| THE EXERCISE |
Check every line of the material below for "функции". Give the number of lines that have it, and only that.

| ROWS |
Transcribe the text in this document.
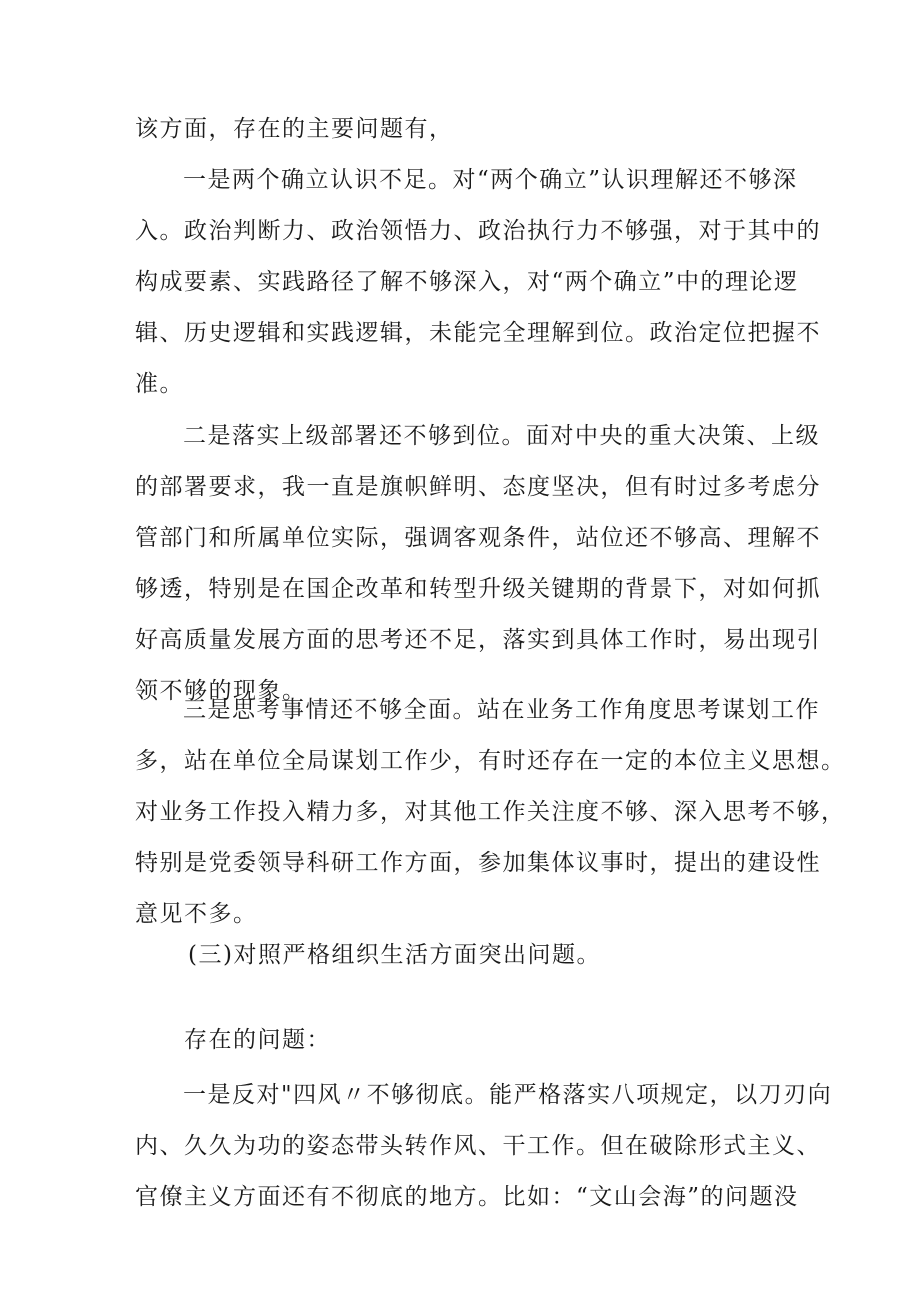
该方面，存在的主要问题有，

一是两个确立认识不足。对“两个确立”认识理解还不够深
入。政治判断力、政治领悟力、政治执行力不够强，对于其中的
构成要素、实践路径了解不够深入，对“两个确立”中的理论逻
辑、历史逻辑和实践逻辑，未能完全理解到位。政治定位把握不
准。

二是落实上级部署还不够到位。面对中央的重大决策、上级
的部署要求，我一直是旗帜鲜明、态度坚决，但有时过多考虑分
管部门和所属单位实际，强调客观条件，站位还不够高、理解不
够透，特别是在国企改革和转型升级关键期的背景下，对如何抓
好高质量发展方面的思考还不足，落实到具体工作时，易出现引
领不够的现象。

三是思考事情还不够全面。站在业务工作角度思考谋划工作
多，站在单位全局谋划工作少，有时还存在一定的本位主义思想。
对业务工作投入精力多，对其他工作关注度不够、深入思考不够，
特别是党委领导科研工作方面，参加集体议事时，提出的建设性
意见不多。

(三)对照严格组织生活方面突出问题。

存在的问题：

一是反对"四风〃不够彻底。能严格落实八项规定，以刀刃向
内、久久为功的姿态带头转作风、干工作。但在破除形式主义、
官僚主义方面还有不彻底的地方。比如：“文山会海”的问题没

...

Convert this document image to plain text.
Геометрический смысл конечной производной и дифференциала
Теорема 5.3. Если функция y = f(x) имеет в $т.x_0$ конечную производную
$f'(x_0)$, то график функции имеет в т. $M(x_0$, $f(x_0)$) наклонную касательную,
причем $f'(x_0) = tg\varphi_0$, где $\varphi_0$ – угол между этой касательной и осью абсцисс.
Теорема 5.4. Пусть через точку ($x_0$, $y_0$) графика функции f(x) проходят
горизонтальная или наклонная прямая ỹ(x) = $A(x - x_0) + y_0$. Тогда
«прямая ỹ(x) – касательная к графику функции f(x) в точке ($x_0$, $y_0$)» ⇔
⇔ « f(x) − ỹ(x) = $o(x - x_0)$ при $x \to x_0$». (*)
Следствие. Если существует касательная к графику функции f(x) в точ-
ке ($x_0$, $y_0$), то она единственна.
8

| REPLY |
4